== WORK INSTRUCTIONS ==
Write the data out again in full, with no departure from the original.

# # # #

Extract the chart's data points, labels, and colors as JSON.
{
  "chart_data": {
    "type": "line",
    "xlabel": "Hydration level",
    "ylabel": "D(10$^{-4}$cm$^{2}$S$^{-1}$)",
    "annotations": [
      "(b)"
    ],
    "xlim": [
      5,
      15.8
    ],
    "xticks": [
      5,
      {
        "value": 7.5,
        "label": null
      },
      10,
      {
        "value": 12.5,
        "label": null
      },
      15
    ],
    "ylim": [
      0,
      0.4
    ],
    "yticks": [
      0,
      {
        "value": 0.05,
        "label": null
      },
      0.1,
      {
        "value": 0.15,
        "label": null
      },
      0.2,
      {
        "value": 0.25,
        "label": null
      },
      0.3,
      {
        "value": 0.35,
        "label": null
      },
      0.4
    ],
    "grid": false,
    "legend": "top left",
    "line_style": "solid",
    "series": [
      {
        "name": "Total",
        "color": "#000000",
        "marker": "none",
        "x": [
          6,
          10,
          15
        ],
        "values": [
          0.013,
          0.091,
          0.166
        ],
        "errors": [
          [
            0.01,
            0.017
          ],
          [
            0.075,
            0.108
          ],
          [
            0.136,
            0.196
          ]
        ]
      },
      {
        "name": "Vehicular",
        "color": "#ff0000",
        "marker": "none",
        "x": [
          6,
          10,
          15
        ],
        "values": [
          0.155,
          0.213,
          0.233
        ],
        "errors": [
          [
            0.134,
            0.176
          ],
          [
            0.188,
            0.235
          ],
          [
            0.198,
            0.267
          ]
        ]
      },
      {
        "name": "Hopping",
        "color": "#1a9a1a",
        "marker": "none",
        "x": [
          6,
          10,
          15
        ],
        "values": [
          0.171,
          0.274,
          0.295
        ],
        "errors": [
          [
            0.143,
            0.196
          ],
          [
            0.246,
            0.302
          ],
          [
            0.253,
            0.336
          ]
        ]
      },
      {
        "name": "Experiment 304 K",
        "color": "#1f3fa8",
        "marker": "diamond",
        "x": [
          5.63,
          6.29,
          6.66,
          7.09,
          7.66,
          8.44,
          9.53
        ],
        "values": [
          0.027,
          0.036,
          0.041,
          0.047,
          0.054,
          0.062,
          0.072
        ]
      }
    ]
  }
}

# # # #

== OUTPUT BELOW ==
Extract the chart's data points, labels, and colors as JSON.
{
  "chart_data": {
    "type": "line",
    "xlabel": "Hydration level",
    "ylabel": "D(10$^{-4}$cm$^{2}$S$^{-1}$)",
    "annotations": [
      "(b)"
    ],
    "xlim": [
      5,
      15.8
    ],
    "xticks": [
      5,
      {
        "value": 7.5,
        "label": null
      },
      10,
      {
        "value": 12.5,
        "label": null
      },
      15
    ],
    "ylim": [
      0,
      0.4
    ],
    "yticks": [
      0,
      {
        "value": 0.05,
        "label": null
      },
      0.1,
      {
        "value": 0.15,
        "label": null
      },
      0.2,
      {
        "value": 0.25,
        "label": null
      },
      0.3,
      {
        "value": 0.35,
        "label": null
      },
      0.4
    ],
    "grid": false,
    "legend": "top left",
    "line_style": "solid",
    "series": [
      {
        "name": "Total",
        "color": "#000000",
        "marker": "none",
        "x": [
          6,
          10,
          15
        ],
        "values": [
          0.013,
          0.091,
          0.166
        ],
        "errors": [
          [
            0.01,
            0.017
          ],
          [
            0.075,
            0.108
          ],
          [
            0.136,
            0.196
          ]
        ]
      },
      {
        "name": "Vehicular",
        "color": "#ff0000",
        "marker": "none",
        "x": [
          6,
          10,
          15
        ],
        "values": [
          0.155,
          0.213,
          0.233
        ],
        "errors": [
          [
            0.134,
            0.176
          ],
          [
            0.188,
            0.235
          ],
          [
            0.198,
            0.267
          ]
        ]
      },
      {
        "name": "Hopping",
        "color": "#1a9a1a",
        "marker": "none",
        "x": [
          6,
          10,
          15
        ],
        "values": [
          0.171,
          0.274,
          0.295
        ],
        "errors": [
          [
            0.143,
            0.196
          ],
          [
            0.246,
            0.302
          ],
          [
            0.253,
            0.336
          ]
        ]
      },
      {
        "name": "Experiment 304 K",
        "color": "#1f3fa8",
        "marker": "diamond",
        "x": [
          5.63,
          6.29,
          6.66,
          7.09,
          7.66,
          8.44,
          9.53
        ],
        "values": [
          0.027,
          0.036,
          0.041,
          0.047,
          0.054,
          0.062,
          0.072
        ]
      }
    ]
  }
}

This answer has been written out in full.